## Directions
Which lines hold the word "INSTRUMENTAL"? Copy each of them.

--- Materials provided ---

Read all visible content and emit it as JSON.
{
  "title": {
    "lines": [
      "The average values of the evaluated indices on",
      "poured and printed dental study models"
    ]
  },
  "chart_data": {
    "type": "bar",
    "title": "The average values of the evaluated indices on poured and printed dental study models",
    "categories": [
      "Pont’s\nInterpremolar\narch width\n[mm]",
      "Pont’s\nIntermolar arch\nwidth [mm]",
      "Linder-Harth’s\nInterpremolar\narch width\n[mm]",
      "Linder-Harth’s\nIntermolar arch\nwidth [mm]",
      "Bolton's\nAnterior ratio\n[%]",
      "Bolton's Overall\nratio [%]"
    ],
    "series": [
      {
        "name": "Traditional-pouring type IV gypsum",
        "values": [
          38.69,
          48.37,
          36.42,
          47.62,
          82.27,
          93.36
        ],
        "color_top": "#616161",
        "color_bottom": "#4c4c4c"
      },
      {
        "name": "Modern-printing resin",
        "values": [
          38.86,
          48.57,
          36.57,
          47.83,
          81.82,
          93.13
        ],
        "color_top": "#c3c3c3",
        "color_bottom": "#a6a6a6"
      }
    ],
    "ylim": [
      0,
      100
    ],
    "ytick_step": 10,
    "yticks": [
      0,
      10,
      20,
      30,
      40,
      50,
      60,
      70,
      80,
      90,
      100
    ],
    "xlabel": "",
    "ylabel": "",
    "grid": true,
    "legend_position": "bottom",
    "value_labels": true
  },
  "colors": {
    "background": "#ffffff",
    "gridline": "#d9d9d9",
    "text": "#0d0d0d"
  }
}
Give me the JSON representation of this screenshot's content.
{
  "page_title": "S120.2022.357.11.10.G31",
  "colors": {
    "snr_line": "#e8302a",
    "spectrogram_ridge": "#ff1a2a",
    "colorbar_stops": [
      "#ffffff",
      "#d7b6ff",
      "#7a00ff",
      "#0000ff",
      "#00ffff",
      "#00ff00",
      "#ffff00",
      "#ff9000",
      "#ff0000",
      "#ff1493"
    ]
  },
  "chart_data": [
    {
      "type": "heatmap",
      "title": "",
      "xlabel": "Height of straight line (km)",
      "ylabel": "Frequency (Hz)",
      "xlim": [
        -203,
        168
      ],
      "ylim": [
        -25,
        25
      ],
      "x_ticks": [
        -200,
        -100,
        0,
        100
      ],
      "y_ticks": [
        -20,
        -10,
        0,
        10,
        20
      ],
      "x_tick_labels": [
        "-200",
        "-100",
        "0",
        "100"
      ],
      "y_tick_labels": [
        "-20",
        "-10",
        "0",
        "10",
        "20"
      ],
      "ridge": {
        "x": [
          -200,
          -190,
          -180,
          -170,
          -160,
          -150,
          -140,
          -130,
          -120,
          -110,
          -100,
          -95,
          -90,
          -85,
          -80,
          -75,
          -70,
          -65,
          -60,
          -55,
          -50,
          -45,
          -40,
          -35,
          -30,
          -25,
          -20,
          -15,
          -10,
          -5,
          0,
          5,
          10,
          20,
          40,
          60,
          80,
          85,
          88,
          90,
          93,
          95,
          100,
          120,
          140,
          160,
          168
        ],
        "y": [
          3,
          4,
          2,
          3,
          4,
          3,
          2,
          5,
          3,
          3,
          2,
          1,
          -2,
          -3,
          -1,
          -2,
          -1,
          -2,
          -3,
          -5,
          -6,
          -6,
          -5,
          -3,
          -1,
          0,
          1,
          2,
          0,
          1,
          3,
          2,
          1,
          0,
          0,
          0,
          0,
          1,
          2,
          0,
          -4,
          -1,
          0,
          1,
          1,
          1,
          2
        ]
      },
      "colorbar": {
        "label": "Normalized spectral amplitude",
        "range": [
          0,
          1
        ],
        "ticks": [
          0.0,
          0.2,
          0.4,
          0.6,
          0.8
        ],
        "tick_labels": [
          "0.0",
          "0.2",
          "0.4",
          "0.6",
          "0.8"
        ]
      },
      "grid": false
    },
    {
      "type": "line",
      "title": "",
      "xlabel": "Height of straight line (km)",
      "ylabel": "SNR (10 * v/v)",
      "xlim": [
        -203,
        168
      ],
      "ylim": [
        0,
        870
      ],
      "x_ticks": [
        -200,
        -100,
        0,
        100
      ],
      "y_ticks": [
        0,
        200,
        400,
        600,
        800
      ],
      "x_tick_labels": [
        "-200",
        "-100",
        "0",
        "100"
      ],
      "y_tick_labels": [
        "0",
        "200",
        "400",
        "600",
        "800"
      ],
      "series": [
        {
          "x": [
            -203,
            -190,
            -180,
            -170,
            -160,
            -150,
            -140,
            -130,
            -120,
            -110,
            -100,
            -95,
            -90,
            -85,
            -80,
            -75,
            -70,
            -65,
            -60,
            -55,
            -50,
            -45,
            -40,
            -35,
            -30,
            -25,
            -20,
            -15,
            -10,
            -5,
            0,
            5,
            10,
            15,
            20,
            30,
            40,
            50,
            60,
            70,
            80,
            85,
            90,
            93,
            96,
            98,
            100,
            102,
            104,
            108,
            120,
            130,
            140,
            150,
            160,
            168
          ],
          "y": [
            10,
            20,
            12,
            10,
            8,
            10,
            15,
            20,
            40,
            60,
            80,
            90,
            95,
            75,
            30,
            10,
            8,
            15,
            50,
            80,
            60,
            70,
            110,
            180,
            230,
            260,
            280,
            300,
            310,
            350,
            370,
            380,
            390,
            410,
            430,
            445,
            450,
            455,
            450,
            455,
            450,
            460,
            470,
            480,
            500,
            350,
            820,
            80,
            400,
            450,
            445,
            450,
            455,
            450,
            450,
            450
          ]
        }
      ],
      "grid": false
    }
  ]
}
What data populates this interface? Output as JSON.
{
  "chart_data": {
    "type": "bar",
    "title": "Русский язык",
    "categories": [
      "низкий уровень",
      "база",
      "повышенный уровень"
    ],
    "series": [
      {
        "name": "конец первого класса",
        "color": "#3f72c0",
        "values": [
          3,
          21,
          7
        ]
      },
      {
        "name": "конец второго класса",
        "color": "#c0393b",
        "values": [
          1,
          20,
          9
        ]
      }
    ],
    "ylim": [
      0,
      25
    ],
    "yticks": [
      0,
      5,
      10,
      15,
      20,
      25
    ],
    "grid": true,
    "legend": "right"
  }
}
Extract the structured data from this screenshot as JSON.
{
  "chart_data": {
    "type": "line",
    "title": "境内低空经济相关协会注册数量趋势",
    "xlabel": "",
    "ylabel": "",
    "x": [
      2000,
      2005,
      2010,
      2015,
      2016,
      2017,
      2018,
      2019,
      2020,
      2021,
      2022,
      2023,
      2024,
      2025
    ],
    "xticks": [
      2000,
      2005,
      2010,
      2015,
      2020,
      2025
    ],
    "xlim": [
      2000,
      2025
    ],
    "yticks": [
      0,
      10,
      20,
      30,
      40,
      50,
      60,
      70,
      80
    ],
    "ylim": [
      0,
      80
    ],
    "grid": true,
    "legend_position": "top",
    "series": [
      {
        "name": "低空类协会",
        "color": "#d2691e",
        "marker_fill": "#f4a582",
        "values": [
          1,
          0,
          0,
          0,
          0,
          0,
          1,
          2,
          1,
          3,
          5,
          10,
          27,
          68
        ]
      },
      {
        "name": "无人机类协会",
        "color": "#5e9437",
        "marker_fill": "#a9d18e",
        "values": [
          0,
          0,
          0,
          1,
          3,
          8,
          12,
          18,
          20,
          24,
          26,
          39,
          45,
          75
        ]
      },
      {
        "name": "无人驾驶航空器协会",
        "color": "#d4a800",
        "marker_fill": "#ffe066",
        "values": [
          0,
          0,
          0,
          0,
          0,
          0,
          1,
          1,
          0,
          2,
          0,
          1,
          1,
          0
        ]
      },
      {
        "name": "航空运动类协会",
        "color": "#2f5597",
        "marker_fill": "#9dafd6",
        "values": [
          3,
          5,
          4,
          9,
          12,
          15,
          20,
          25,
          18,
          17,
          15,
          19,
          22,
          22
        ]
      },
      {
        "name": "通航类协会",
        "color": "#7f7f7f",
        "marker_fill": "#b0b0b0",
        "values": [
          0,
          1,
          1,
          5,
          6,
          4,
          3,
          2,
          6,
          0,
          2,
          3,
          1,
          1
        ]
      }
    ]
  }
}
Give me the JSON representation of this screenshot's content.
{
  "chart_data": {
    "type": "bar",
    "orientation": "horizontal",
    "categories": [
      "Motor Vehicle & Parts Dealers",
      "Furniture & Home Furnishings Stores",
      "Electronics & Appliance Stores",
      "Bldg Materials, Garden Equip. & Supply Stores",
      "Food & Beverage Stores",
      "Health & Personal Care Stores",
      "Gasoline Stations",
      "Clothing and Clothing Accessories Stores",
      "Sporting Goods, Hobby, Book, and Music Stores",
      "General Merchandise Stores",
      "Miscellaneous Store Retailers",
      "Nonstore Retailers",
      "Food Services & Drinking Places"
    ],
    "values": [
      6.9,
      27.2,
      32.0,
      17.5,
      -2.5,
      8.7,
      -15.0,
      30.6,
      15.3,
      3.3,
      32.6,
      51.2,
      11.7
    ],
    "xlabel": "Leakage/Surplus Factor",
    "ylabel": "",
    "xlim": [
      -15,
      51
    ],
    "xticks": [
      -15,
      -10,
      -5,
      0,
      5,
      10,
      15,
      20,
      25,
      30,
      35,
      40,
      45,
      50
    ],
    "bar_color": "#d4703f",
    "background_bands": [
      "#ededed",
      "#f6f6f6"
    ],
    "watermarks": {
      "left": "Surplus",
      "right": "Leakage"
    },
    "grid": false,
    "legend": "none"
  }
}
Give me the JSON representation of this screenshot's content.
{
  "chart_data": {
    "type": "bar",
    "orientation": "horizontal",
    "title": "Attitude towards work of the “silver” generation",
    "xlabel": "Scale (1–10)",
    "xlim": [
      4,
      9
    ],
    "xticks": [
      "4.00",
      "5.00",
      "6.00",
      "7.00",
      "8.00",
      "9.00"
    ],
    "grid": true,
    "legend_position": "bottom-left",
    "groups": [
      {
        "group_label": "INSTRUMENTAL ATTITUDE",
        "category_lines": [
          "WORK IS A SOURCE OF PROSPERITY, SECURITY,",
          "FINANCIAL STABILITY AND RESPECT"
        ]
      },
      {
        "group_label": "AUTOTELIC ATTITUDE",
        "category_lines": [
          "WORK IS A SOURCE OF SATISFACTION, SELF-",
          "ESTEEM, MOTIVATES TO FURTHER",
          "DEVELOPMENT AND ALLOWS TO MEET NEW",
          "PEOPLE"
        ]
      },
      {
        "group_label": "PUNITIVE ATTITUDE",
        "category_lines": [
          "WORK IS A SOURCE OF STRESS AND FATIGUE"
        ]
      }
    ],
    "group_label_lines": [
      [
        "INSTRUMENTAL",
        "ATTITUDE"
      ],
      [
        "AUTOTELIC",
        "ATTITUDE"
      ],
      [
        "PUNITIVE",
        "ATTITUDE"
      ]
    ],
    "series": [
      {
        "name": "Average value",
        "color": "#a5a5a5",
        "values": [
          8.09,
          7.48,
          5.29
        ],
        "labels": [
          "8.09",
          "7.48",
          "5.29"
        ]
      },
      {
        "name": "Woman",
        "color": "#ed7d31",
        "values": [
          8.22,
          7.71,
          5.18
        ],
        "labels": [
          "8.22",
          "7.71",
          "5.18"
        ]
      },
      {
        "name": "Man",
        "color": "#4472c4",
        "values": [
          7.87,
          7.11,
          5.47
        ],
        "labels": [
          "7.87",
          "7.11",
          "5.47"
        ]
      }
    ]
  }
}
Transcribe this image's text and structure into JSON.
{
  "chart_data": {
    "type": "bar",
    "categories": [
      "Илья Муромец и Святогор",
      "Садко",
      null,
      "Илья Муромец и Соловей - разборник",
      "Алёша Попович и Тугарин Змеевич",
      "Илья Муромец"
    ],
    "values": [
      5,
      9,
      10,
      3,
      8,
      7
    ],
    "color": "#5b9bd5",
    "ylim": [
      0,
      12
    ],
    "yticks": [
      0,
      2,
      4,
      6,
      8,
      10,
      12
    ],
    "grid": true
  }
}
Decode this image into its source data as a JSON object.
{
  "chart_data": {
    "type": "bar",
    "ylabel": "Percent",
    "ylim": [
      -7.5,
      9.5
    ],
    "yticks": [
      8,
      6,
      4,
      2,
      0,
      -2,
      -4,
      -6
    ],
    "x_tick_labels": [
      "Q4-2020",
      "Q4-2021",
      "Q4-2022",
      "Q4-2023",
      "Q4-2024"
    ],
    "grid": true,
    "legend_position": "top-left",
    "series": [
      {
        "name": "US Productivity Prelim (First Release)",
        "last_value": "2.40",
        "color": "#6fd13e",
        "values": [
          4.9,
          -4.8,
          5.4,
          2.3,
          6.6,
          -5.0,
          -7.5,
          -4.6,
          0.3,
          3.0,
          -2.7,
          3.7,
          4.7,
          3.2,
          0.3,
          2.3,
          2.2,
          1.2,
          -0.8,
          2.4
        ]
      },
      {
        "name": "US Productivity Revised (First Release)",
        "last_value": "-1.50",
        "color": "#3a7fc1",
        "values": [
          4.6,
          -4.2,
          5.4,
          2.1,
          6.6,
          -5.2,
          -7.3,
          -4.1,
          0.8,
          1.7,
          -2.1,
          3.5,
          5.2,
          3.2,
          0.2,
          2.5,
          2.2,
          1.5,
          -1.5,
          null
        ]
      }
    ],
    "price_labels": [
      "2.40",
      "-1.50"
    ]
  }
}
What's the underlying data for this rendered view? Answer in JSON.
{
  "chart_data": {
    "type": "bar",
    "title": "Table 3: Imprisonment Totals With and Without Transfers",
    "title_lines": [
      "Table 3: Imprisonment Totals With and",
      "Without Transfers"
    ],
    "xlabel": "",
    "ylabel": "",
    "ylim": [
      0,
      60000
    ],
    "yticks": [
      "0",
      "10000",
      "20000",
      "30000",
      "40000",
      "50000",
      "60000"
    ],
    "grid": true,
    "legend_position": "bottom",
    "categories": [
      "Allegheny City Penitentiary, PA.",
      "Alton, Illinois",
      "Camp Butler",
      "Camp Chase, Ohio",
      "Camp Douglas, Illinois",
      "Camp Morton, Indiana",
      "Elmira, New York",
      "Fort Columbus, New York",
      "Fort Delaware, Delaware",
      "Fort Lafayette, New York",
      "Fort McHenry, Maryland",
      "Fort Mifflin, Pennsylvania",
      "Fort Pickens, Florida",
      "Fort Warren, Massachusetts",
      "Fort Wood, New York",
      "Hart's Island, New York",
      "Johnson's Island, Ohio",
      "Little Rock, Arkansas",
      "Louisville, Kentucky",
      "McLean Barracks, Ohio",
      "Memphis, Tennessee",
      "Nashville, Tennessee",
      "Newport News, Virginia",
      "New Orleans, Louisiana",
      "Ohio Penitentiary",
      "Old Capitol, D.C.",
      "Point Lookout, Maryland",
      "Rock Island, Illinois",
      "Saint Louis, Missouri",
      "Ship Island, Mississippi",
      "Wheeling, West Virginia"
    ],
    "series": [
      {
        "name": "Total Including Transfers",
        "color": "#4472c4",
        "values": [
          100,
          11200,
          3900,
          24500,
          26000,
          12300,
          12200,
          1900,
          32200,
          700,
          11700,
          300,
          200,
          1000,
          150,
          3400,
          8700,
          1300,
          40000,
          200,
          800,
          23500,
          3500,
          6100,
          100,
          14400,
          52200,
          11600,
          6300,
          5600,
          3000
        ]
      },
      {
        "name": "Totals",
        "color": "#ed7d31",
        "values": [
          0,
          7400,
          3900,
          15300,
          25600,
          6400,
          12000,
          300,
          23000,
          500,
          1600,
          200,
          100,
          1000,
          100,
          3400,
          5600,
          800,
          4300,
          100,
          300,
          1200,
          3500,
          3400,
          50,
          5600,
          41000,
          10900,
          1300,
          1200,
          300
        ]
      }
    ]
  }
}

---

## Task answer
        "group_label": "INSTRUMENTAL ATTITUDE",
        "INSTRUMENTAL",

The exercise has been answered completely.